__Exercise details__: Return all of the data exactly as given.

__Data to process__:
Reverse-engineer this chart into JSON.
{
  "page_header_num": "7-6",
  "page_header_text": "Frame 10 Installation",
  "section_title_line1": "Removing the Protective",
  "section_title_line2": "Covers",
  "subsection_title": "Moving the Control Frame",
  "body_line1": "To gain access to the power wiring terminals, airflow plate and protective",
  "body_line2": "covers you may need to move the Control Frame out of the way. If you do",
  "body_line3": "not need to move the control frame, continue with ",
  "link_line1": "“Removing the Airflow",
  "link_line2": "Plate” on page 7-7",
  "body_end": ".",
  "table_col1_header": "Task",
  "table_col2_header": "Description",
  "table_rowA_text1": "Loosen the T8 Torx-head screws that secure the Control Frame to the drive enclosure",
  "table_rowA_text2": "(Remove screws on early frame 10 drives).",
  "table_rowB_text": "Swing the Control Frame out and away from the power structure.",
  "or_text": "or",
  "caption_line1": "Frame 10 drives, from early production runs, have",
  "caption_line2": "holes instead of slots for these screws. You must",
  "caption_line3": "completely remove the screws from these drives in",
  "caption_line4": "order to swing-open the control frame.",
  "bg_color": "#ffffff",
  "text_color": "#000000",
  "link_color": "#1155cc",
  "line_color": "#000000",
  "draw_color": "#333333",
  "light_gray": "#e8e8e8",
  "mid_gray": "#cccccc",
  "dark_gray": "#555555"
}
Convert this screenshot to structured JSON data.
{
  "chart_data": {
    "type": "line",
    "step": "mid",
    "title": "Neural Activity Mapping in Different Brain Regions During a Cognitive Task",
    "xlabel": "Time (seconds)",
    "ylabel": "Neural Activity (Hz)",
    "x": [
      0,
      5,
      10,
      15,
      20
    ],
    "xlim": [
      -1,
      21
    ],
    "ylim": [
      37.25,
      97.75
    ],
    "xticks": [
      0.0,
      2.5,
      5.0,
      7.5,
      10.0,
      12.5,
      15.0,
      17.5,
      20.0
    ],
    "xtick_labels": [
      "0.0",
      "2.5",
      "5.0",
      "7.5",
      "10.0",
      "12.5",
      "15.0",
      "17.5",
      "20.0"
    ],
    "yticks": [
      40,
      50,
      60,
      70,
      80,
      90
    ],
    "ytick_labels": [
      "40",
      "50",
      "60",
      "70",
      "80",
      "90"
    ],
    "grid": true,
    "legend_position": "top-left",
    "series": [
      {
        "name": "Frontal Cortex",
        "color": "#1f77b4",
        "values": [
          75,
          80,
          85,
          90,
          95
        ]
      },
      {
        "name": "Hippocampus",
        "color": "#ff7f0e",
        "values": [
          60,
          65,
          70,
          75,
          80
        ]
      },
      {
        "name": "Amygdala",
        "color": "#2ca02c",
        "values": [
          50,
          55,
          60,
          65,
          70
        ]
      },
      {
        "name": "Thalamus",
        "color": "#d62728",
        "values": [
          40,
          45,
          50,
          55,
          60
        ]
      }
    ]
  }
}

__The answer__:
Reverse-engineer this chart into JSON.
{
  "page_header_num": "7-6",
  "page_header_text": "Frame 10 Installation",
  "section_title_line1": "Removing the Protective",
  "section_title_line2": "Covers",
  "subsection_title": "Moving the Control Frame",
  "body_line1": "To gain access to the power wiring terminals, airflow plate and protective",
  "body_line2": "covers you may need to move the Control Frame out of the way. If you do",
  "body_line3": "not need to move the control frame, continue with ",
  "link_line1": "“Removing the Airflow",
  "link_line2": "Plate” on page 7-7",
  "body_end": ".",
  "table_col1_header": "Task",
  "table_col2_header": "Description",
  "table_rowA_text1": "Loosen the T8 Torx-head screws that secure the Control Frame to the drive enclosure",
  "table_rowA_text2": "(Remove screws on early frame 10 drives).",
  "table_rowB_text": "Swing the Control Frame out and away from the power structure.",
  "or_text": "or",
  "caption_line1": "Frame 10 drives, from early production runs, have",
  "caption_line2": "holes instead of slots for these screws. You must",
  "caption_line3": "completely remove the screws from these drives in",
  "caption_line4": "order to swing-open the control frame.",
  "bg_color": "#ffffff",
  "text_color": "#000000",
  "link_color": "#1155cc",
  "line_color": "#000000",
  "draw_color": "#333333",
  "light_gray": "#e8e8e8",
  "mid_gray": "#cccccc",
  "dark_gray": "#555555"
}
Convert this screenshot to structured JSON data.
{
  "chart_data": {
    "type": "line",
    "step": "mid",
    "title": "Neural Activity Mapping in Different Brain Regions During a Cognitive Task",
    "xlabel": "Time (seconds)",
    "ylabel": "Neural Activity (Hz)",
    "x": [
      0,
      5,
      10,
      15,
      20
    ],
    "xlim": [
      -1,
      21
    ],
    "ylim": [
      37.25,
      97.75
    ],
    "xticks": [
      0.0,
      2.5,
      5.0,
      7.5,
      10.0,
      12.5,
      15.0,
      17.5,
      20.0
    ],
    "xtick_labels": [
      "0.0",
      "2.5",
      "5.0",
      "7.5",
      "10.0",
      "12.5",
      "15.0",
      "17.5",
      "20.0"
    ],
    "yticks": [
      40,
      50,
      60,
      70,
      80,
      90
    ],
    "ytick_labels": [
      "40",
      "50",
      "60",
      "70",
      "80",
      "90"
    ],
    "grid": true,
    "legend_position": "top-left",
    "series": [
      {
        "name": "Frontal Cortex",
        "color": "#1f77b4",
        "values": [
          75,
          80,
          85,
          90,
          95
        ]
      },
      {
        "name": "Hippocampus",
        "color": "#ff7f0e",
        "values": [
          60,
          65,
          70,
          75,
          80
        ]
      },
      {
        "name": "Amygdala",
        "color": "#2ca02c",
        "values": [
          50,
          55,
          60,
          65,
          70
        ]
      },
      {
        "name": "Thalamus",
        "color": "#d62728",
        "values": [
          40,
          45,
          50,
          55,
          60
        ]
      }
    ]
  }
}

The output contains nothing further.